## start Items

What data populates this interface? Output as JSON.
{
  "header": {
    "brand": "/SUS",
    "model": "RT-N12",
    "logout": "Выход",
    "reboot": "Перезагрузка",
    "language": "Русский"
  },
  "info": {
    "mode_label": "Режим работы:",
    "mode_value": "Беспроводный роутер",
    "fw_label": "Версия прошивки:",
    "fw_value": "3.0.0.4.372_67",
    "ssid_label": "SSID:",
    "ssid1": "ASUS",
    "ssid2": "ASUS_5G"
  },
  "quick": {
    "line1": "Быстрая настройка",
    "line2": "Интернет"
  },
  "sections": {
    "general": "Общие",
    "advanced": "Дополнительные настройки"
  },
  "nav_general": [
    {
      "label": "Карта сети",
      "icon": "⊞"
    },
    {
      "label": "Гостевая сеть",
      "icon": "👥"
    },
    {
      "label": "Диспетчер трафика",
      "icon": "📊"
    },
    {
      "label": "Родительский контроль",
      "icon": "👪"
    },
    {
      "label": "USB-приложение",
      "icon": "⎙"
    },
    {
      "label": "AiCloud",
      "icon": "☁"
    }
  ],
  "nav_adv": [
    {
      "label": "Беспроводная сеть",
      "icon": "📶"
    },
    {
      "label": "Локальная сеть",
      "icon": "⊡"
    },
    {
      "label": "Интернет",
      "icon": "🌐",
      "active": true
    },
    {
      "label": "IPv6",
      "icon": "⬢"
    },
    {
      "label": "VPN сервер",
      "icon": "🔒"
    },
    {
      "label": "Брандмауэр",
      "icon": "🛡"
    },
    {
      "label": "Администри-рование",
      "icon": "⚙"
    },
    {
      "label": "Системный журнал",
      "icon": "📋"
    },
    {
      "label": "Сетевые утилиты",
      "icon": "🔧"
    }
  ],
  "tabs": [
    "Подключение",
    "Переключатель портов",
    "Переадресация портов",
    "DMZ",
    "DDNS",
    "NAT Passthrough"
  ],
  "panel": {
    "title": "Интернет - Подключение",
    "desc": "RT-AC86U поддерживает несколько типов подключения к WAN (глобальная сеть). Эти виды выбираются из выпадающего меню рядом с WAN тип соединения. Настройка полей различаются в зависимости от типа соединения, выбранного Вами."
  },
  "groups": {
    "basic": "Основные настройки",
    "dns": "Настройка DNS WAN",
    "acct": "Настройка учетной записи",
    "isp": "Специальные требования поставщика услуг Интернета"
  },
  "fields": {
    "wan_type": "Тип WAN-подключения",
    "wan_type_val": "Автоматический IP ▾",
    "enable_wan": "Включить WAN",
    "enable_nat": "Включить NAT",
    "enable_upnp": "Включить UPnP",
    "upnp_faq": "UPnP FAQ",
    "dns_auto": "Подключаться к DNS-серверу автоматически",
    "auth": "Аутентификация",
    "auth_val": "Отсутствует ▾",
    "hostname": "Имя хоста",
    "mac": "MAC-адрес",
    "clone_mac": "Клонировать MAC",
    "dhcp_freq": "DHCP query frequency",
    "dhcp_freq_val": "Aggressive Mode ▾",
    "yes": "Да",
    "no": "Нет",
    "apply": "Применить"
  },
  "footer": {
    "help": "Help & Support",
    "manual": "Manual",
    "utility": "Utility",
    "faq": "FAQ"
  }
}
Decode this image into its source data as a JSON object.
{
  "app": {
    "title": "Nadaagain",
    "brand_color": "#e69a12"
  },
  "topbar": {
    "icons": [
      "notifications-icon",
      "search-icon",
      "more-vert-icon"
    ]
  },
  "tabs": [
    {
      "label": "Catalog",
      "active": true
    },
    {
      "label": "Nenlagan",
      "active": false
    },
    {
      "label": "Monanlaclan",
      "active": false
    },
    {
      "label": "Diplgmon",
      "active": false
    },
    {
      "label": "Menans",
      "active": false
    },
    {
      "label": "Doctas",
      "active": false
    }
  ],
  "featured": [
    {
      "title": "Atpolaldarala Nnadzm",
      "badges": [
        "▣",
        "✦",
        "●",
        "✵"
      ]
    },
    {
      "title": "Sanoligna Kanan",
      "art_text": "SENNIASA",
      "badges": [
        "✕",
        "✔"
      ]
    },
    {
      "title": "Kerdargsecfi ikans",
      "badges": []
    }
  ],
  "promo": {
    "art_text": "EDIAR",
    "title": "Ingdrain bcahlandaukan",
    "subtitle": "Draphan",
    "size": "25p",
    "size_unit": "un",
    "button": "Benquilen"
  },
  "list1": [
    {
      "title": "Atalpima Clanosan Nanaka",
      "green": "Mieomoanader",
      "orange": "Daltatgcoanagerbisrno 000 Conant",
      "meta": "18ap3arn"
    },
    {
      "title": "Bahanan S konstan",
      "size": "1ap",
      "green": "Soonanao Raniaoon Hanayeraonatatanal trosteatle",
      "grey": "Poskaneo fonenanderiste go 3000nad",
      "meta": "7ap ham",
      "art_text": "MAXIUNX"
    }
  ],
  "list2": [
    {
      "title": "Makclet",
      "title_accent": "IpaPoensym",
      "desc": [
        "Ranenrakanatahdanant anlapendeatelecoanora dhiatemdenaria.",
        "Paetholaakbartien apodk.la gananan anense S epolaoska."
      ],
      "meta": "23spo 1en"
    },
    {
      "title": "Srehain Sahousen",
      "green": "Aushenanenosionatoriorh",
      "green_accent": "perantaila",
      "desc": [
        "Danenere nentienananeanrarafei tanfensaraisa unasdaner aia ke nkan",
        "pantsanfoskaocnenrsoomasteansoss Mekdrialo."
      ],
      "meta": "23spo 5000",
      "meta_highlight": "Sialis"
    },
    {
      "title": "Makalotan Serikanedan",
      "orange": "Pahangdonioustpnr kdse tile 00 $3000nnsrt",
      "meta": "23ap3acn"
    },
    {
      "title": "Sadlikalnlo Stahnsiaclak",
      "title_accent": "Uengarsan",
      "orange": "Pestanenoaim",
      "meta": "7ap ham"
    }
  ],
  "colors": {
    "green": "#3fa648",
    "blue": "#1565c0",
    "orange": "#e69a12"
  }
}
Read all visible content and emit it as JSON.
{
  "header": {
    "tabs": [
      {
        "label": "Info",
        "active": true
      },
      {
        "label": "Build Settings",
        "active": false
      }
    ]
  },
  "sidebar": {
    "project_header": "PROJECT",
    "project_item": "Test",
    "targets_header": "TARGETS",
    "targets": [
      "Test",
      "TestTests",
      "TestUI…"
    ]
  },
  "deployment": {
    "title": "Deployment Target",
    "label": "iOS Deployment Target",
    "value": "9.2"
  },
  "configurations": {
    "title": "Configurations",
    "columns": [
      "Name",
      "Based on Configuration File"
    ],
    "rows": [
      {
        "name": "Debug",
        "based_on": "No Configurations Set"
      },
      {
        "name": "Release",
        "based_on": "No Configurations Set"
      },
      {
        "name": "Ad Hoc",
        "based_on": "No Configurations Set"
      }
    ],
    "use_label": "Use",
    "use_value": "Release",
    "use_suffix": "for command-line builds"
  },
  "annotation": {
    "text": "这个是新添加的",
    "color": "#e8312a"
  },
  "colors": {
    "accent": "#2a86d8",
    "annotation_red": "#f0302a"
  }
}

## end Items

:: What the task asks ::
In the records above, how many lines include the string "Подключение"? Answer with only the number.

:: Answer ::
2